STATED GOAL
Give all the lines below again, exactly, with no pictures.

Lines of data
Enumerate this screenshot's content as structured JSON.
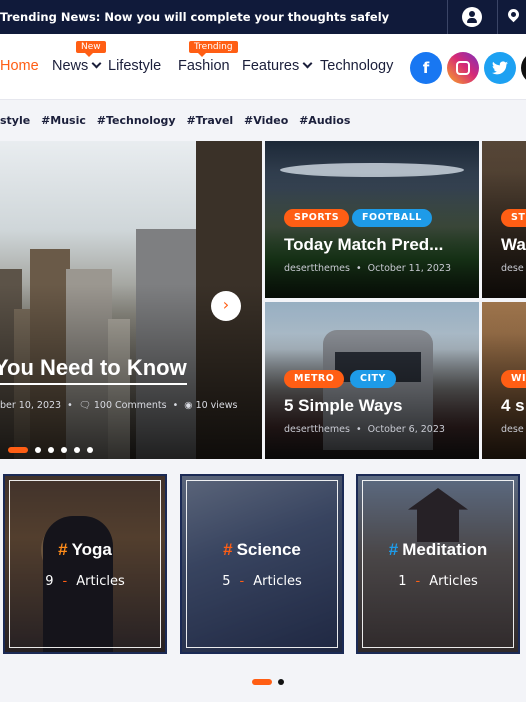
{
  "topbar": {
    "ticker_label": "Trending News:",
    "ticker_text": "Now you will complete your thoughts safely",
    "user_icon": "user-icon",
    "location_icon": "map-pin-icon"
  },
  "nav": {
    "items": [
      {
        "label": "Home",
        "active": true
      },
      {
        "label": "News",
        "badge": "New",
        "dropdown": true
      },
      {
        "label": "Lifestyle"
      },
      {
        "label": "Fashion",
        "badge": "Trending"
      },
      {
        "label": "Features",
        "dropdown": true
      },
      {
        "label": "Technology"
      }
    ],
    "social": [
      {
        "name": "facebook-icon",
        "glyph": "f",
        "color": "#1877f2"
      },
      {
        "name": "instagram-icon",
        "glyph": "◎",
        "color": "#d62976"
      },
      {
        "name": "twitter-icon",
        "glyph": "t",
        "color": "#1da1f2"
      }
    ]
  },
  "tags": [
    "style",
    "#Music",
    "#Technology",
    "#Travel",
    "#Video",
    "#Audios"
  ],
  "hero": {
    "title": "You Need to Know",
    "date": "ber 10, 2023",
    "comments": "100 Comments",
    "views": "10 views",
    "next_icon": "chevron-right-icon",
    "slides": 6,
    "active_slide": 1
  },
  "cards": [
    {
      "chips": [
        "SPORTS",
        "FOOTBALL"
      ],
      "title": "Today Match Pred...",
      "author": "desertthemes",
      "date": "October 11, 2023"
    },
    {
      "chips": [
        "ST"
      ],
      "title": "Wa",
      "author": "dese",
      "date": ""
    },
    {
      "chips": [
        "METRO",
        "CITY"
      ],
      "title": "5 Simple Ways",
      "author": "desertthemes",
      "date": "October 6, 2023"
    },
    {
      "chips": [
        "WI"
      ],
      "title": "4 s",
      "author": "dese",
      "date": ""
    }
  ],
  "categories": [
    {
      "name": "Yoga",
      "count": "9",
      "unit": "Articles",
      "hash_color": "#ff8c1a"
    },
    {
      "name": "Science",
      "count": "5",
      "unit": "Articles",
      "hash_color": "#ff5e14"
    },
    {
      "name": "Meditation",
      "count": "1",
      "unit": "Articles",
      "hash_color": "#1e9be8"
    }
  ],
  "colors": {
    "accent": "#ff5e14",
    "blue": "#1e9be8",
    "navy": "#101a3a"
  }
}
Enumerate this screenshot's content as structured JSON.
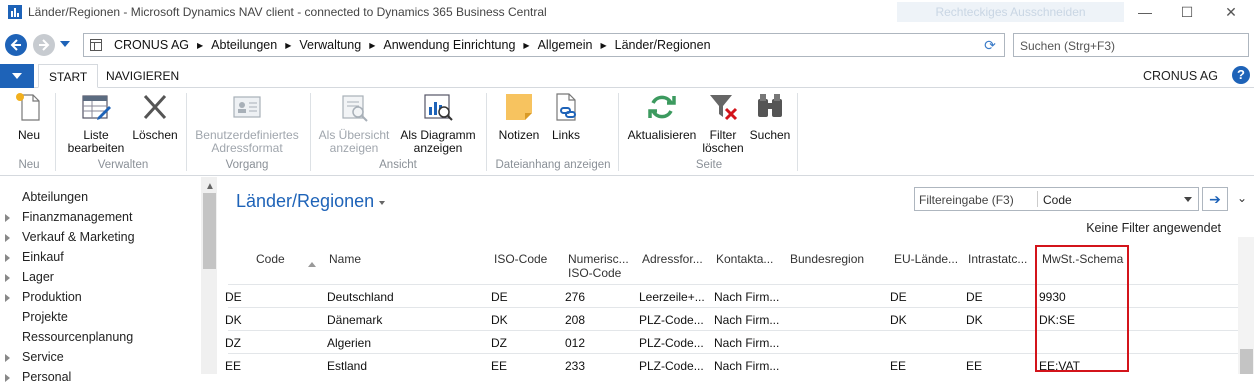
{
  "window": {
    "title": "Länder/Regionen - Microsoft Dynamics NAV client - connected to Dynamics 365 Business Central",
    "ghost_label": "Rechteckiges Ausschneiden"
  },
  "address": {
    "breadcrumb": [
      "CRONUS AG",
      "Abteilungen",
      "Verwaltung",
      "Anwendung Einrichtung",
      "Allgemein",
      "Länder/Regionen"
    ],
    "search_placeholder": "Suchen (Strg+F3)"
  },
  "tabs": {
    "start": "START",
    "navigate": "NAVIGIEREN",
    "company": "CRONUS AG"
  },
  "ribbon": {
    "new": "Neu",
    "edit_list": "Liste bearbeiten",
    "delete": "Löschen",
    "custom_address": "Benutzerdefiniertes Adressformat",
    "as_overview": "Als Übersicht anzeigen",
    "as_chart": "Als Diagramm anzeigen",
    "notes": "Notizen",
    "links": "Links",
    "refresh": "Aktualisieren",
    "clear_filter": "Filter löschen",
    "find": "Suchen",
    "groups": {
      "new": "Neu",
      "manage": "Verwalten",
      "process": "Vorgang",
      "view": "Ansicht",
      "attachments": "Dateianhang anzeigen",
      "page": "Seite"
    }
  },
  "nav": {
    "items": [
      "Abteilungen",
      "Finanzmanagement",
      "Verkauf & Marketing",
      "Einkauf",
      "Lager",
      "Produktion",
      "Projekte",
      "Ressourcenplanung",
      "Service",
      "Personal"
    ]
  },
  "main": {
    "title": "Länder/Regionen",
    "filter_label": "Filtereingabe (F3)",
    "filter_field": "Code",
    "no_filter": "Keine Filter angewendet",
    "columns": {
      "code": "Code",
      "name": "Name",
      "iso": "ISO-Code",
      "numeric_line1": "Numerisc...",
      "numeric_line2": "ISO-Code",
      "address": "Adressfor...",
      "contact": "Kontakta...",
      "state": "Bundesregion",
      "eu": "EU-Lände...",
      "intrastat": "Intrastatc...",
      "vat": "MwSt.-Schema"
    },
    "rows": [
      {
        "code": "DE",
        "name": "Deutschland",
        "iso": "DE",
        "num": "276",
        "addr": "Leerzeile+...",
        "contact": "Nach Firm...",
        "state": "",
        "eu": "DE",
        "intrastat": "DE",
        "vat": "9930"
      },
      {
        "code": "DK",
        "name": "Dänemark",
        "iso": "DK",
        "num": "208",
        "addr": "PLZ-Code...",
        "contact": "Nach Firm...",
        "state": "",
        "eu": "DK",
        "intrastat": "DK",
        "vat": "DK:SE"
      },
      {
        "code": "DZ",
        "name": "Algerien",
        "iso": "DZ",
        "num": "012",
        "addr": "PLZ-Code...",
        "contact": "Nach Firm...",
        "state": "",
        "eu": "",
        "intrastat": "",
        "vat": ""
      },
      {
        "code": "EE",
        "name": "Estland",
        "iso": "EE",
        "num": "233",
        "addr": "PLZ-Code...",
        "contact": "Nach Firm...",
        "state": "",
        "eu": "EE",
        "intrastat": "EE",
        "vat": "EE:VAT"
      }
    ]
  }
}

RESPONSE
Enumerate this screenshot's content as structured JSON.
{
  "topbar": {
    "ticker_label": "Trending News:",
    "ticker_text": "Now you will complete your thoughts safely",
    "user_icon": "user-icon",
    "location_icon": "map-pin-icon"
  },
  "nav": {
    "items": [
      {
        "label": "Home",
        "active": true
      },
      {
        "label": "News",
        "badge": "New",
        "dropdown": true
      },
      {
        "label": "Lifestyle"
      },
      {
        "label": "Fashion",
        "badge": "Trending"
      },
      {
        "label": "Features",
        "dropdown": true
      },
      {
        "label": "Technology"
      }
    ],
    "social": [
      {
        "name": "facebook-icon",
        "glyph": "f",
        "color": "#1877f2"
      },
      {
        "name": "instagram-icon",
        "glyph": "◎",
        "color": "#d62976"
      },
      {
        "name": "twitter-icon",
        "glyph": "t",
        "color": "#1da1f2"
      }
    ]
  },
  "tags": [
    "style",
    "#Music",
    "#Technology",
    "#Travel",
    "#Video",
    "#Audios"
  ],
  "hero": {
    "title": "You Need to Know",
    "date": "ber 10, 2023",
    "comments": "100 Comments",
    "views": "10 views",
    "next_icon": "chevron-right-icon",
    "slides": 6,
    "active_slide": 1
  },
  "cards": [
    {
      "chips": [
        "SPORTS",
        "FOOTBALL"
      ],
      "title": "Today Match Pred...",
      "author": "desertthemes",
      "date": "October 11, 2023"
    },
    {
      "chips": [
        "ST"
      ],
      "title": "Wa",
      "author": "dese",
      "date": ""
    },
    {
      "chips": [
        "METRO",
        "CITY"
      ],
      "title": "5 Simple Ways",
      "author": "desertthemes",
      "date": "October 6, 2023"
    },
    {
      "chips": [
        "WI"
      ],
      "title": "4 s",
      "author": "dese",
      "date": ""
    }
  ],
  "categories": [
    {
      "name": "Yoga",
      "count": "9",
      "unit": "Articles",
      "hash_color": "#ff8c1a"
    },
    {
      "name": "Science",
      "count": "5",
      "unit": "Articles",
      "hash_color": "#ff5e14"
    },
    {
      "name": "Meditation",
      "count": "1",
      "unit": "Articles",
      "hash_color": "#1e9be8"
    }
  ],
  "colors": {
    "accent": "#ff5e14",
    "blue": "#1e9be8",
    "navy": "#101a3a"
  }
}
Enumerate this screenshot's content as structured JSON.
{
  "window": {
    "title": "Länder/Regionen - Microsoft Dynamics NAV client - connected to Dynamics 365 Business Central",
    "ghost_label": "Rechteckiges Ausschneiden"
  },
  "address": {
    "breadcrumb": [
      "CRONUS AG",
      "Abteilungen",
      "Verwaltung",
      "Anwendung Einrichtung",
      "Allgemein",
      "Länder/Regionen"
    ],
    "search_placeholder": "Suchen (Strg+F3)"
  },
  "tabs": {
    "start": "START",
    "navigate": "NAVIGIEREN",
    "company": "CRONUS AG"
  },
  "ribbon": {
    "new": "Neu",
    "edit_list": "Liste bearbeiten",
    "delete": "Löschen",
    "custom_address": "Benutzerdefiniertes Adressformat",
    "as_overview": "Als Übersicht anzeigen",
    "as_chart": "Als Diagramm anzeigen",
    "notes": "Notizen",
    "links": "Links",
    "refresh": "Aktualisieren",
    "clear_filter": "Filter löschen",
    "find": "Suchen",
    "groups": {
      "new": "Neu",
      "manage": "Verwalten",
      "process": "Vorgang",
      "view": "Ansicht",
      "attachments": "Dateianhang anzeigen",
      "page": "Seite"
    }
  },
  "nav": {
    "items": [
      "Abteilungen",
      "Finanzmanagement",
      "Verkauf & Marketing",
      "Einkauf",
      "Lager",
      "Produktion",
      "Projekte",
      "Ressourcenplanung",
      "Service",
      "Personal"
    ]
  },
  "main": {
    "title": "Länder/Regionen",
    "filter_label": "Filtereingabe (F3)",
    "filter_field": "Code",
    "no_filter": "Keine Filter angewendet",
    "columns": {
      "code": "Code",
      "name": "Name",
      "iso": "ISO-Code",
      "numeric_line1": "Numerisc...",
      "numeric_line2": "ISO-Code",
      "address": "Adressfor...",
      "contact": "Kontakta...",
      "state": "Bundesregion",
      "eu": "EU-Lände...",
      "intrastat": "Intrastatc...",
      "vat": "MwSt.-Schema"
    },
    "rows": [
      {
        "code": "DE",
        "name": "Deutschland",
        "iso": "DE",
        "num": "276",
        "addr": "Leerzeile+...",
        "contact": "Nach Firm...",
        "state": "",
        "eu": "DE",
        "intrastat": "DE",
        "vat": "9930"
      },
      {
        "code": "DK",
        "name": "Dänemark",
        "iso": "DK",
        "num": "208",
        "addr": "PLZ-Code...",
        "contact": "Nach Firm...",
        "state": "",
        "eu": "DK",
        "intrastat": "DK",
        "vat": "DK:SE"
      },
      {
        "code": "DZ",
        "name": "Algerien",
        "iso": "DZ",
        "num": "012",
        "addr": "PLZ-Code...",
        "contact": "Nach Firm...",
        "state": "",
        "eu": "",
        "intrastat": "",
        "vat": ""
      },
      {
        "code": "EE",
        "name": "Estland",
        "iso": "EE",
        "num": "233",
        "addr": "PLZ-Code...",
        "contact": "Nach Firm...",
        "state": "",
        "eu": "EE",
        "intrastat": "EE",
        "vat": "EE:VAT"
      }
    ]
  }
}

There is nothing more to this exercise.